REQUIRED TASK: Set down each line of the material that follows, exactly, with no pictures.

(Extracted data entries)
|---|
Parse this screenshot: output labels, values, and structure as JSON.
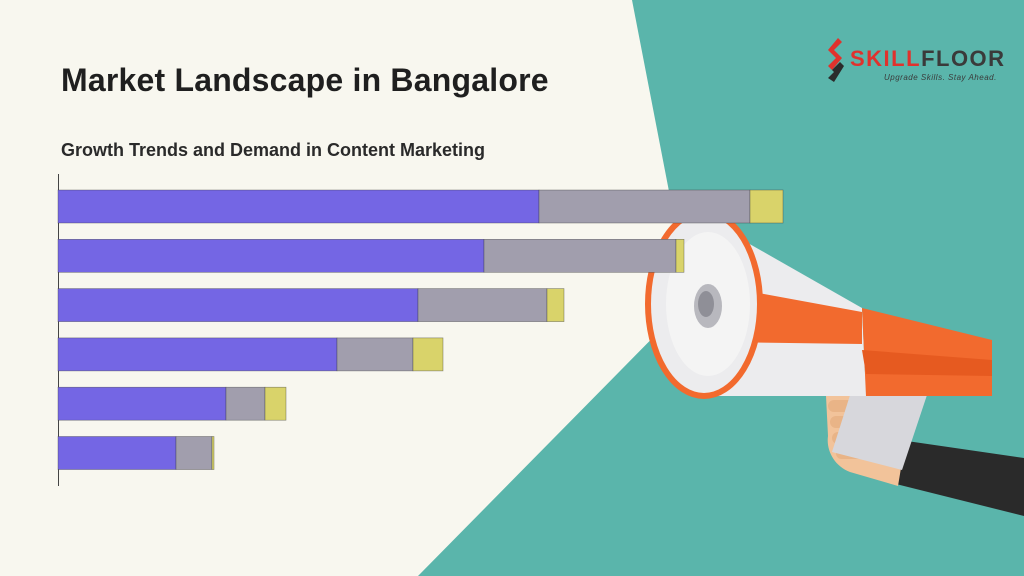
{
  "slide": {
    "title": "Market Landscape in Bangalore",
    "subtitle": "Growth Trends and Demand in Content Marketing"
  },
  "logo": {
    "name_accent": "SKILL",
    "name_rest": "FLOOR",
    "tagline": "Upgrade Skills. Stay Ahead."
  },
  "colors": {
    "background": "#f8f7ef",
    "teal": "#5ab5ab",
    "series_1": "#7466e4",
    "series_2": "#a19ead",
    "series_3": "#d9d36a"
  },
  "chart_data": {
    "type": "bar",
    "orientation": "horizontal",
    "stacked": true,
    "categories": [
      "",
      "",
      "",
      "",
      "",
      ""
    ],
    "series": [
      {
        "values": [
          48.1,
          42.6,
          36.0,
          27.9,
          16.8,
          11.8
        ],
        "color": "#7466e4"
      },
      {
        "values": [
          21.1,
          19.2,
          12.9,
          7.6,
          3.9,
          3.6
        ],
        "color": "#a19ead"
      },
      {
        "values": [
          3.3,
          0.8,
          1.7,
          3.0,
          2.1,
          0.2
        ],
        "color": "#d9d36a"
      }
    ],
    "xlim": [
      0,
      72.5
    ],
    "grid": false,
    "legend": "none"
  }
}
|---|
OUTPUT:
Parse this screenshot: output labels, values, and structure as JSON.
{
  "slide": {
    "title": "Market Landscape in Bangalore",
    "subtitle": "Growth Trends and Demand in Content Marketing"
  },
  "logo": {
    "name_accent": "SKILL",
    "name_rest": "FLOOR",
    "tagline": "Upgrade Skills. Stay Ahead."
  },
  "colors": {
    "background": "#f8f7ef",
    "teal": "#5ab5ab",
    "series_1": "#7466e4",
    "series_2": "#a19ead",
    "series_3": "#d9d36a"
  },
  "chart_data": {
    "type": "bar",
    "orientation": "horizontal",
    "stacked": true,
    "categories": [
      "",
      "",
      "",
      "",
      "",
      ""
    ],
    "series": [
      {
        "values": [
          48.1,
          42.6,
          36.0,
          27.9,
          16.8,
          11.8
        ],
        "color": "#7466e4"
      },
      {
        "values": [
          21.1,
          19.2,
          12.9,
          7.6,
          3.9,
          3.6
        ],
        "color": "#a19ead"
      },
      {
        "values": [
          3.3,
          0.8,
          1.7,
          3.0,
          2.1,
          0.2
        ],
        "color": "#d9d36a"
      }
    ],
    "xlim": [
      0,
      72.5
    ],
    "grid": false,
    "legend": "none"
  }
}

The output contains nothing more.